#### [Passage]
"""

We went to China Mobile and got me a Chinese sim card so I can call and text for free here.
Then we went to the Bank of China to open an account where SJTU can give me money every month — $1,000 a month for eating and living.That sounds great!I haven’t spent much money in these three days… wait… it’s only been 3 days and I have spent at least 300RMB (Yuan). Hmmm… it’s cheaper here, but only if you buy Chinese food and drink. Better watch it a little.I left with a Chinese bank account card. It’s very pretty. I must use it to withdraw cash from my account – not like a Visa I could use at the store.
At the bank and cell phone store they studied my passport, scanned it, studied it, took my picture. At the bank, Honza pulled out my work contract to have me sign.He assured me I did not need to read it. I read it anyway. It looked the same as Laura’s from 9 years ago. Her binder of materials from her China trip was so helpful!The bank copied the signed contract and my passport and made me sign every page, next to my signatures, too.Guess that’s contract stuff.Then Honza took me to the Foreign Languages building.
Funny details Highliner’s should know when visiting:
Bring your passport and lots of Yuan with you.Honza did not tell me to bring my passport, I just figured. Then he would say “They need 100 Yuan now.” “They need 20 Yuan now.” I was like, “What?” He had to loan me the hundred!And he said he had made plans with his friends for lunch. Shelley took me and had to pay because you cannot use cash on campus – only the ID card.Learning curve!
Shelley came to meet me for lunch. She was at Highline College for 7 months in 2015 with her 8 year old daughter Sophie.She brought her boss Dr. Ma and we walked to Cafeteria #5. It’s university style so get your tray, chopsticks and spoon, then move through the cook line and grab whatever dishes you want. Shelley helped me steer clear of meat.I loved all the choices! Cauliflower and broccoli, green beans with tofu, bean sprouts, eggplant and potatoes in a typical sauce and brown rice. Everything was good. Cost: 12.5 Yuan ($1.83).
We relaxed and ate for an hour, then they helped me with my new phone number and We Chat with them and Wi-Fi on campus.I practiced writing their names in Chinese.

"""

#### [Using the information]
1. List every person named in the blog entry about settling in at SJTU.
2. Write a continuation of the blog entry about settling in at SJTU, beginning after its final sentence.
The lines that follow have no connection to the blog entry about settling in at SJTU.

#### [Exercise data]
"""

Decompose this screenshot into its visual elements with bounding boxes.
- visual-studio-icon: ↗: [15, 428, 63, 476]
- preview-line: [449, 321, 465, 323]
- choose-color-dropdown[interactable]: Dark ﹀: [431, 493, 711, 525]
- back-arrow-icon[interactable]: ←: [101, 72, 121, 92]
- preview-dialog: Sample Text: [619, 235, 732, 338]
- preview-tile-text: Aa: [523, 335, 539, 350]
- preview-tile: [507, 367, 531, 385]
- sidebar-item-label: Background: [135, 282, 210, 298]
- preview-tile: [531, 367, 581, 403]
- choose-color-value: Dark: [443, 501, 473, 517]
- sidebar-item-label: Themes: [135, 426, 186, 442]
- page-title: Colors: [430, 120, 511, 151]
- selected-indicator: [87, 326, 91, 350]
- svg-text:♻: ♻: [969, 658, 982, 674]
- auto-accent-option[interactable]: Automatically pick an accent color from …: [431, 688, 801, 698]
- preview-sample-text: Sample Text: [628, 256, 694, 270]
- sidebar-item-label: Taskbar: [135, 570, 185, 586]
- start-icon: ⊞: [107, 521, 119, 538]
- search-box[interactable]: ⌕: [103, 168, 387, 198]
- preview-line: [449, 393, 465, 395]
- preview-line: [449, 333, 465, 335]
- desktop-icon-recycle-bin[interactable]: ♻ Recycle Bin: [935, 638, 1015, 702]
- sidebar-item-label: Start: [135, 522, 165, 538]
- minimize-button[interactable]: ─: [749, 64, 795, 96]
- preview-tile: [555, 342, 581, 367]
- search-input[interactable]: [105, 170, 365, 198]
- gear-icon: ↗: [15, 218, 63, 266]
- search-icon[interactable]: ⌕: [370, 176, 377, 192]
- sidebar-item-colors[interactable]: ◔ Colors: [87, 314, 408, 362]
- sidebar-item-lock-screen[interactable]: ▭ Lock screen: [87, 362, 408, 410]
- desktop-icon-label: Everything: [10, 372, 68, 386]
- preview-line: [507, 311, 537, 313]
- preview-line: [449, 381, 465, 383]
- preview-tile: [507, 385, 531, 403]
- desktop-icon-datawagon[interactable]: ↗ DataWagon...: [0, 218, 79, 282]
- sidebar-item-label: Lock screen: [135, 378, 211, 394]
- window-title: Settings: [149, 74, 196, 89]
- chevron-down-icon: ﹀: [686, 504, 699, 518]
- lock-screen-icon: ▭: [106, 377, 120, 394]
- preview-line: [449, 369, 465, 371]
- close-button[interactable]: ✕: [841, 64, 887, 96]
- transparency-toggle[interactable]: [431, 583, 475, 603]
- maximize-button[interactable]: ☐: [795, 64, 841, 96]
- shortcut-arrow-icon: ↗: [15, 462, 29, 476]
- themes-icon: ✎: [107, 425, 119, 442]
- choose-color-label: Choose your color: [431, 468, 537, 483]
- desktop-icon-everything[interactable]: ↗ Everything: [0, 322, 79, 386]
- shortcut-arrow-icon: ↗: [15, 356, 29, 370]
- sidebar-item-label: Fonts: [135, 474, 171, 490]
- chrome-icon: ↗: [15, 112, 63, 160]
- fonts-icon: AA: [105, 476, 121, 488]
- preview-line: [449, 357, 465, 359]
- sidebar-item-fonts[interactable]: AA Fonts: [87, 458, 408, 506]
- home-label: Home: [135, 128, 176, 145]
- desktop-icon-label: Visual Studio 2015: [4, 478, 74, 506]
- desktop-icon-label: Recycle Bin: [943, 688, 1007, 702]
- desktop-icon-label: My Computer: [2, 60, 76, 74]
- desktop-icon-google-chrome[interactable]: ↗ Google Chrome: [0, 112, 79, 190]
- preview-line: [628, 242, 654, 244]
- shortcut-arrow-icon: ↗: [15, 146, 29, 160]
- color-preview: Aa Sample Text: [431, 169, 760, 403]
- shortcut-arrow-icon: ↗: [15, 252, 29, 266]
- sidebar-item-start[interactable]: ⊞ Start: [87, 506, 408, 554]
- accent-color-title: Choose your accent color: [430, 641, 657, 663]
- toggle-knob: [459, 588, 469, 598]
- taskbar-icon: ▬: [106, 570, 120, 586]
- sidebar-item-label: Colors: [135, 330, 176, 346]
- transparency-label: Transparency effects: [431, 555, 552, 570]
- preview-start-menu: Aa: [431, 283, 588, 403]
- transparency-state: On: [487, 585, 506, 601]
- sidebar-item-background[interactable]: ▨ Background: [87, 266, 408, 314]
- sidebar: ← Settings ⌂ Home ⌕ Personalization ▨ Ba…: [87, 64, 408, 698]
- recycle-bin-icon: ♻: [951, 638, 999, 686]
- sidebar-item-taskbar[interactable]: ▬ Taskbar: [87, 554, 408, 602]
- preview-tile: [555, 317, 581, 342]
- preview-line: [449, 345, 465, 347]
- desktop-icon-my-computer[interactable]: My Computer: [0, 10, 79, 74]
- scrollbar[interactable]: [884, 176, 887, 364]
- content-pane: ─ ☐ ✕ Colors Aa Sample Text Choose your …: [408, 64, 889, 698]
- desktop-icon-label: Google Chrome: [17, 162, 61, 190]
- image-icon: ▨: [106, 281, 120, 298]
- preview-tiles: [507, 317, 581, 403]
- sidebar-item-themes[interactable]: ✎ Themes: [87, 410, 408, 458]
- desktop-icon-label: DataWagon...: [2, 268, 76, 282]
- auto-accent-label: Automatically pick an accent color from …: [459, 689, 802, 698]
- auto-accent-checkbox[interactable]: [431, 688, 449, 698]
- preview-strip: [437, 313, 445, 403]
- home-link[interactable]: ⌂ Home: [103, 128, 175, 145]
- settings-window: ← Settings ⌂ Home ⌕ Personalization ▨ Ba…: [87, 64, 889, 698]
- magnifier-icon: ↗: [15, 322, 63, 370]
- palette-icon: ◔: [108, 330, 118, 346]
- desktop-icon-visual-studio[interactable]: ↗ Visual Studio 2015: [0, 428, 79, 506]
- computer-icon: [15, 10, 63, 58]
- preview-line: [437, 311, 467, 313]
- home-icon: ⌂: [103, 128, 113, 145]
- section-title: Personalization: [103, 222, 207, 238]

"""

#### [Answers to the exercise]
1. Honza, Laura, Shelley, Sophie, Dr. Ma

2.
You will see Ma in red and Shelley in white in the pictures I took.
Shelley and Honza are English names and I told them I want to say everyone’s Chinese names, including my Chinese students, but they want to give me English names. Shelley said they do it to respect us because it is too hard to say and remember Chinese names. I said we feel it is culturally respectful to learn to say their Chinese names. So we understood where we were each coming from.
But really, I have to learn their Chinese names because when I asked Shelley and Honza if they knew each other each said “I don’t know their English name, so I don’t know who that is.”
Shelley showed me a seemingly nonsense message her student got from an international student friend that said something like “You must be really in me your hip is on my Brian.” She asked me what it meant. I said I think “Brian” was supposed to be “brain” and the rest is a mystery.I told them I just was listening to a Ted Talk by a linguist saying that texting has changed our use of language faster than has happened before, and texting is influencing how we speak. So this message could be a new expression or something from texting… who knows?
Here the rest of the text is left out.